"""

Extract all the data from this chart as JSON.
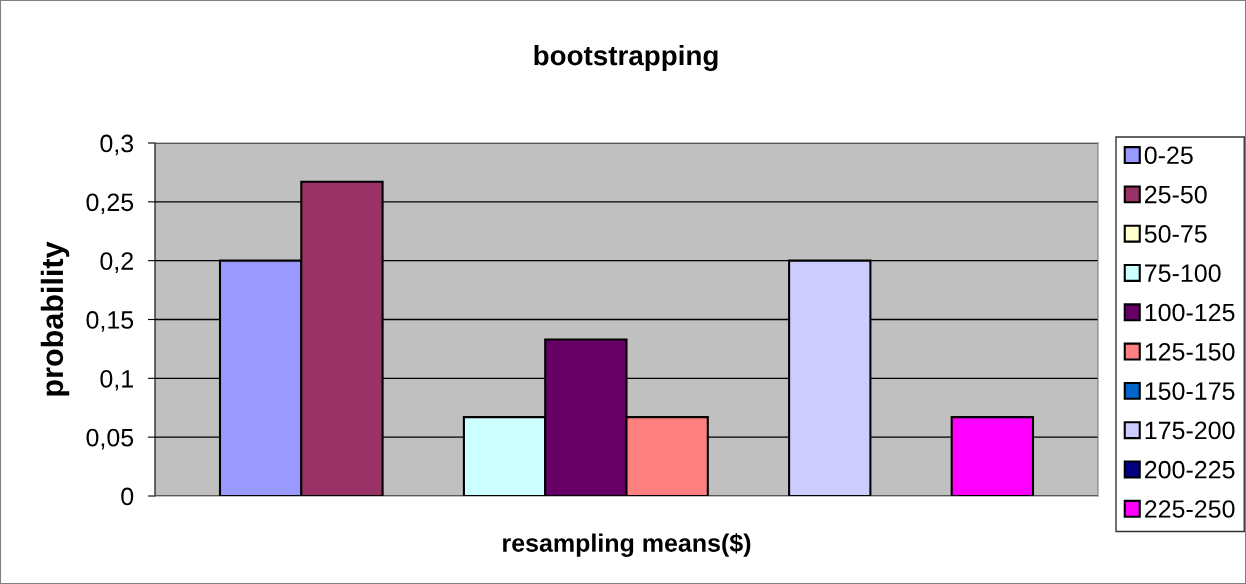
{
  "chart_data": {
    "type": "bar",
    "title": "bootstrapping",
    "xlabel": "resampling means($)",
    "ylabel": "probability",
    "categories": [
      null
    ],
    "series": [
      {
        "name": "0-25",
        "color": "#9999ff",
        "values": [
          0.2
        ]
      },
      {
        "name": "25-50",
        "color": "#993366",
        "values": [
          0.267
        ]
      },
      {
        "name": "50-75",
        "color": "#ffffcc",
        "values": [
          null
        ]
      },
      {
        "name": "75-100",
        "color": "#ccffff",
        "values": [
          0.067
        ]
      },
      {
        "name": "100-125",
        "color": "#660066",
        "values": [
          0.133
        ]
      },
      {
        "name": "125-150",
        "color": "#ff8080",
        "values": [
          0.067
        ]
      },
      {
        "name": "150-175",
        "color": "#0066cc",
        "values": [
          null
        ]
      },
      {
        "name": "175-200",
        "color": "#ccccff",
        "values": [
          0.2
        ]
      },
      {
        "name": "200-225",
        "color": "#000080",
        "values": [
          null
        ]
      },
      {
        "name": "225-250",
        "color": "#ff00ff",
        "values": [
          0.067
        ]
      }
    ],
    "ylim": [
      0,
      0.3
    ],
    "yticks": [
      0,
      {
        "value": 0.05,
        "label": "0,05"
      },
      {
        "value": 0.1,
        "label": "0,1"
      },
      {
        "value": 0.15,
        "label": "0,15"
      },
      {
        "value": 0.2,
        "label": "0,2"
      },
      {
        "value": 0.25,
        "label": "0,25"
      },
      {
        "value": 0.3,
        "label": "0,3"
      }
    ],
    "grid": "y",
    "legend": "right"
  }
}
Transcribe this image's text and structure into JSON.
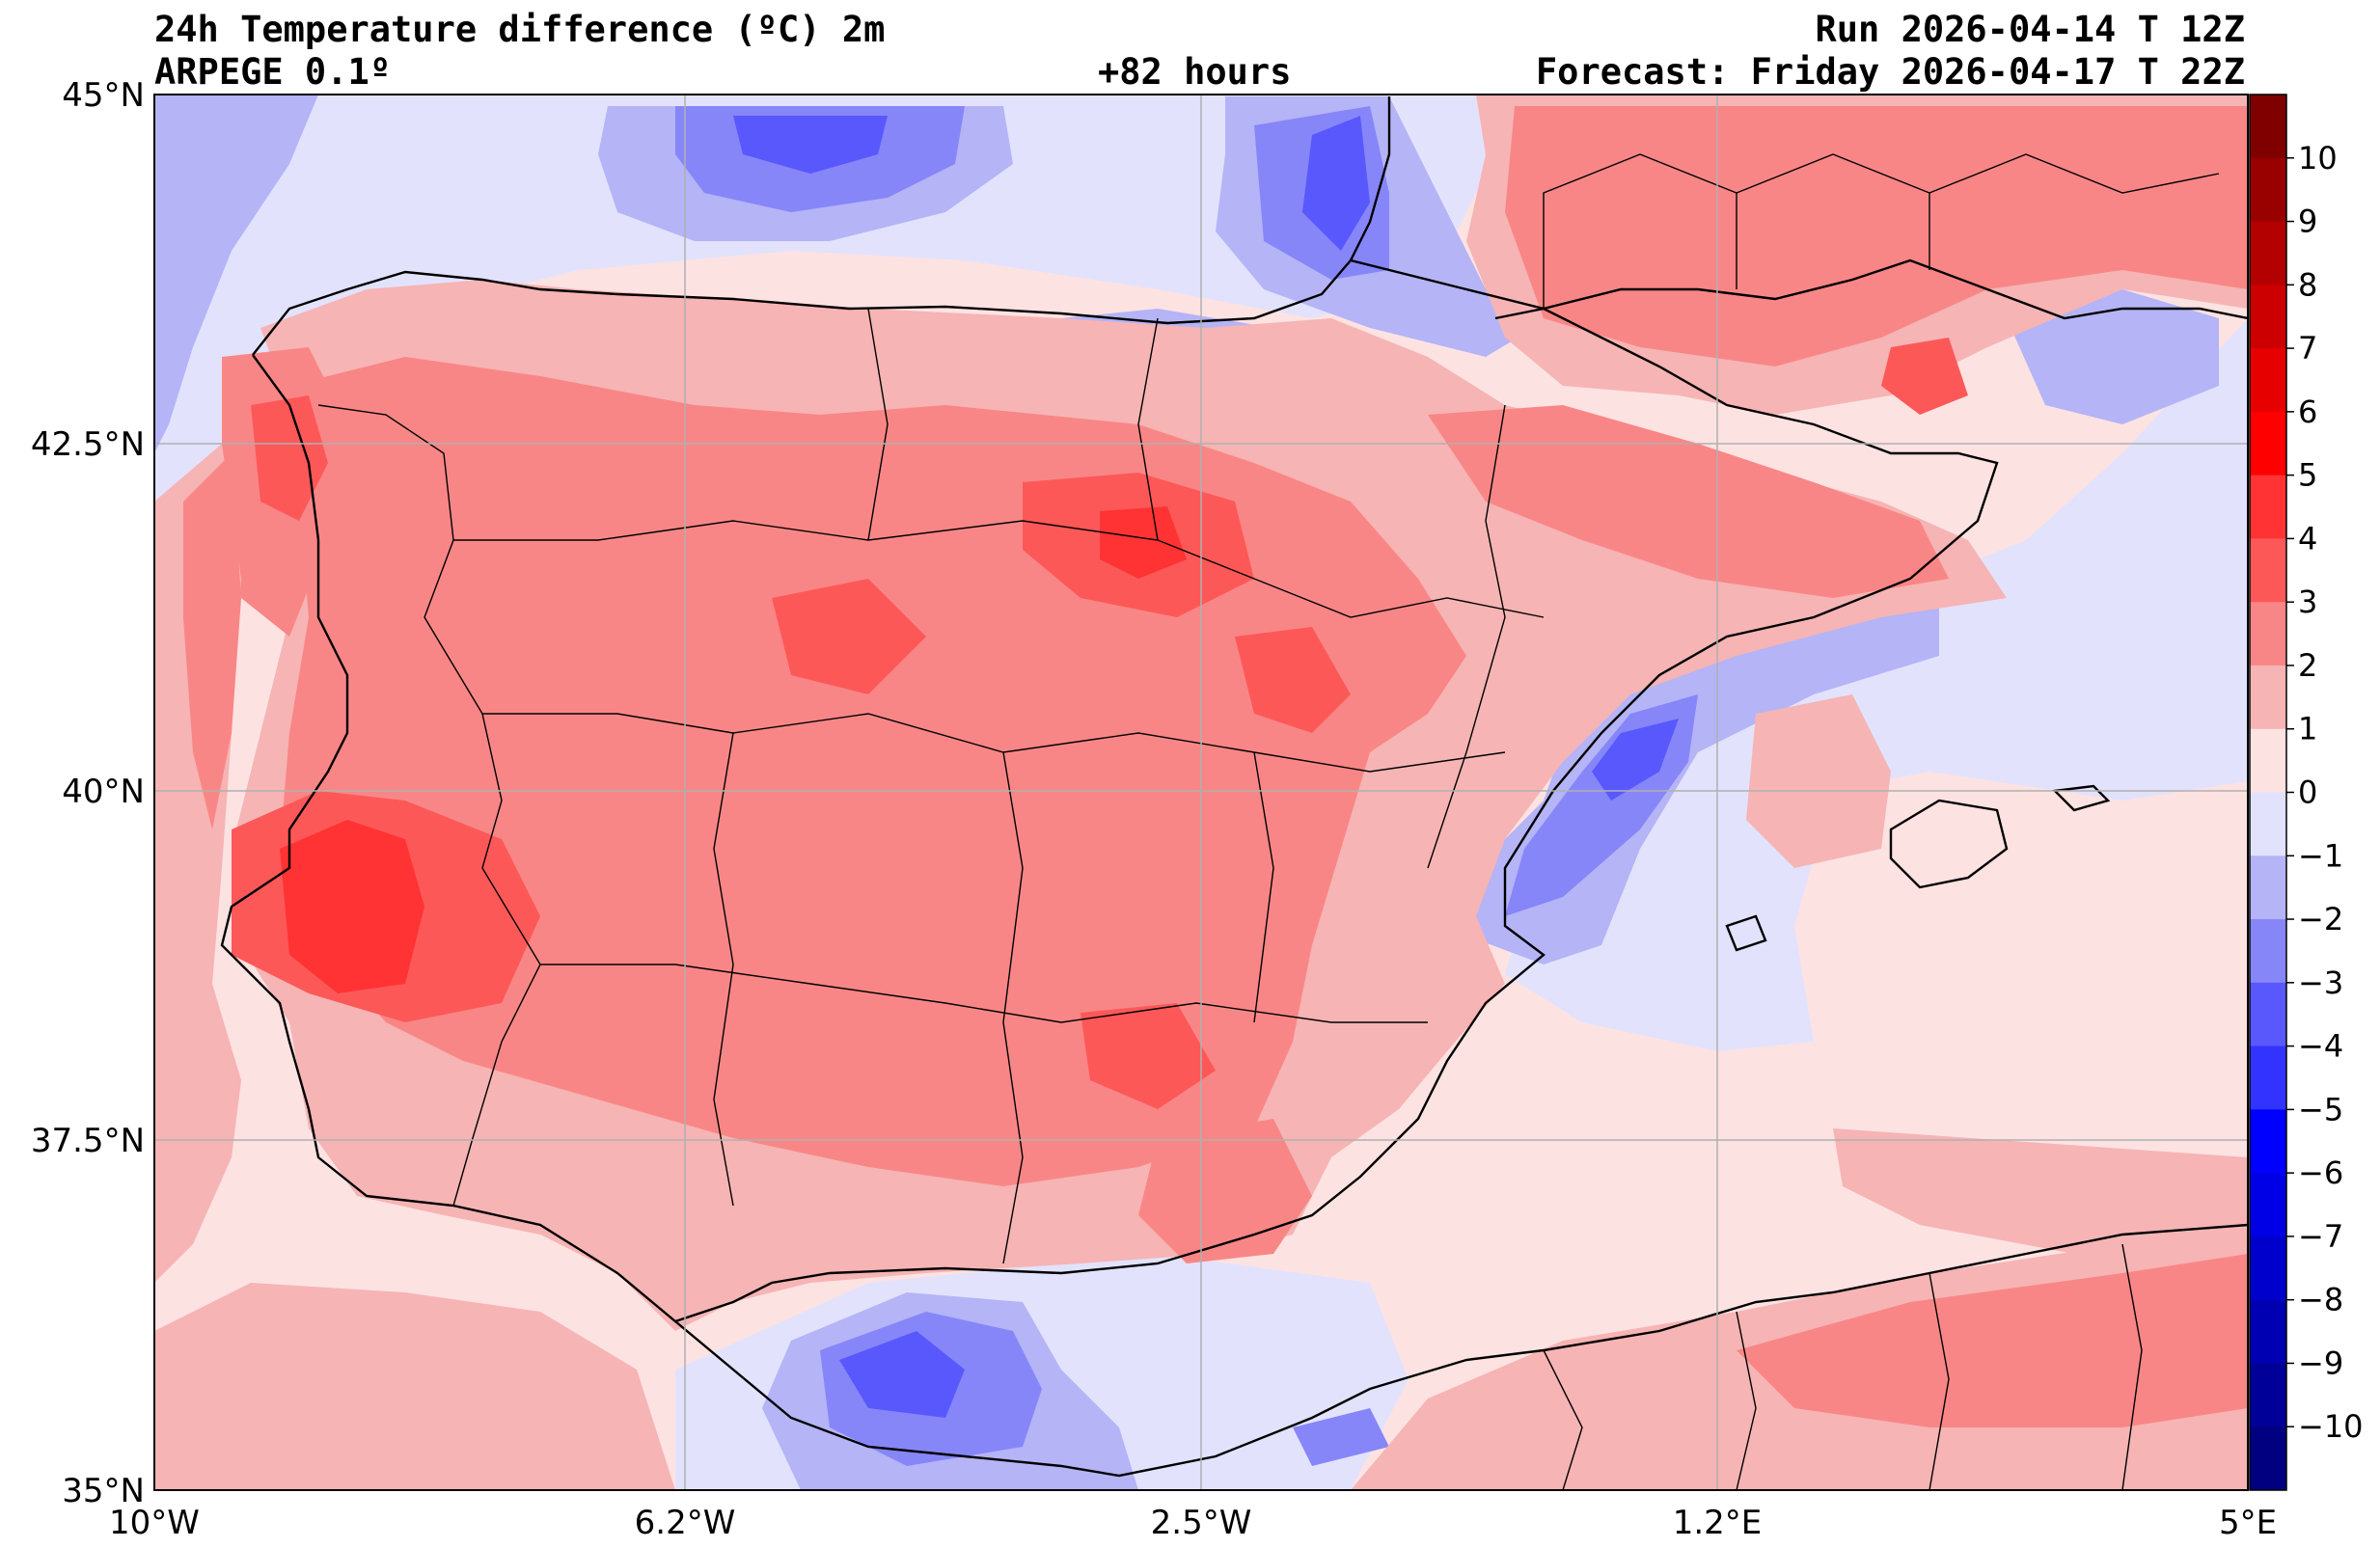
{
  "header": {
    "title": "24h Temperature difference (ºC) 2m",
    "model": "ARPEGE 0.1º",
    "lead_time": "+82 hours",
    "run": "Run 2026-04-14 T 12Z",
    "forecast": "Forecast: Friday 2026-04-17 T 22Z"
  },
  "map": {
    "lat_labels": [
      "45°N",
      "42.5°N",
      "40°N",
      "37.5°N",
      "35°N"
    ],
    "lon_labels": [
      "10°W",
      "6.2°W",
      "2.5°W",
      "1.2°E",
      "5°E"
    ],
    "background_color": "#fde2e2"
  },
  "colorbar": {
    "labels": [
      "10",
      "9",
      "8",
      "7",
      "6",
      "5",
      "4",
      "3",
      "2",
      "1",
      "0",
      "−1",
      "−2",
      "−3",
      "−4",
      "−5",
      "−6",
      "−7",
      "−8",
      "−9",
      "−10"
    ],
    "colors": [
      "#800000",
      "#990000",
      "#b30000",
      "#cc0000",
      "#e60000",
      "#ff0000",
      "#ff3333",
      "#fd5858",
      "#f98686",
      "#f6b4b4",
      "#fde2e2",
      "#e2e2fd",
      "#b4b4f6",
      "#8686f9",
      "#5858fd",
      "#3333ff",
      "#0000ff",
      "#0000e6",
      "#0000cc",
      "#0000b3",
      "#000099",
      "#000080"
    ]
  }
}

"""

Your task » Copy every line from the entries that contains the word "JSON".

Answer »
Extract all the data from this chart as JSON.
Transcribe this image's text and structure into JSON.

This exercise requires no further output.